- **TASK DESCRIPTION**
Quote every entry word for word.

— start THE RECORDS —

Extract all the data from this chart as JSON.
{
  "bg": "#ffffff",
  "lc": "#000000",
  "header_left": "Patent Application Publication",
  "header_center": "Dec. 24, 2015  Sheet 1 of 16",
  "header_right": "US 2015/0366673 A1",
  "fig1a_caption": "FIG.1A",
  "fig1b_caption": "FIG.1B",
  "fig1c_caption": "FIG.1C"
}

— end THE RECORDS —

- **RESPONSE TO THIS EXERCISE**
Extract all the data from this chart as JSON.
{
  "bg": "#ffffff",
  "lc": "#000000",
  "header_left": "Patent Application Publication",
  "header_center": "Dec. 24, 2015  Sheet 1 of 16",
  "header_right": "US 2015/0366673 A1",
  "fig1a_caption": "FIG.1A",
  "fig1b_caption": "FIG.1B",
  "fig1c_caption": "FIG.1C"
}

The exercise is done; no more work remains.